## [PROVIDED INFORMATION]
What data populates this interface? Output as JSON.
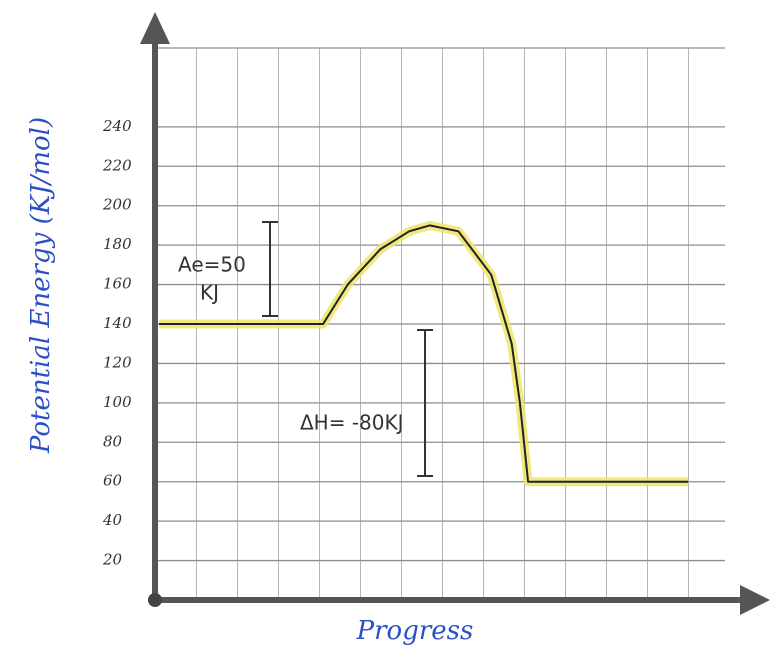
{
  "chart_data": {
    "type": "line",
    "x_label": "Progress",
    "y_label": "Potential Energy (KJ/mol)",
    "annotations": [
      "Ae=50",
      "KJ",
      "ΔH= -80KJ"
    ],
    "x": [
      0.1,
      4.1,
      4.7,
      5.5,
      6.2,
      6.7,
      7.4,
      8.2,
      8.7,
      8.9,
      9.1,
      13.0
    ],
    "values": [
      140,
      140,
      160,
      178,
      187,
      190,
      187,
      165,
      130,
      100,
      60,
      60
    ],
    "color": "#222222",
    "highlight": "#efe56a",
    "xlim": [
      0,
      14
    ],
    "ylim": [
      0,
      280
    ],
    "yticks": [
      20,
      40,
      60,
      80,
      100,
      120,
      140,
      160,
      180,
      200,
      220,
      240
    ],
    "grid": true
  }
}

## [DIRECTIONS]
Your copy should match the records word for word, with the pictures removed.

## [RESULT OF THIS TASK]
What data populates this interface? Output as JSON.
{
  "chart_data": {
    "type": "line",
    "x_label": "Progress",
    "y_label": "Potential Energy (KJ/mol)",
    "annotations": [
      "Ae=50",
      "KJ",
      "ΔH= -80KJ"
    ],
    "x": [
      0.1,
      4.1,
      4.7,
      5.5,
      6.2,
      6.7,
      7.4,
      8.2,
      8.7,
      8.9,
      9.1,
      13.0
    ],
    "values": [
      140,
      140,
      160,
      178,
      187,
      190,
      187,
      165,
      130,
      100,
      60,
      60
    ],
    "color": "#222222",
    "highlight": "#efe56a",
    "xlim": [
      0,
      14
    ],
    "ylim": [
      0,
      280
    ],
    "yticks": [
      20,
      40,
      60,
      80,
      100,
      120,
      140,
      160,
      180,
      200,
      220,
      240
    ],
    "grid": true
  }
}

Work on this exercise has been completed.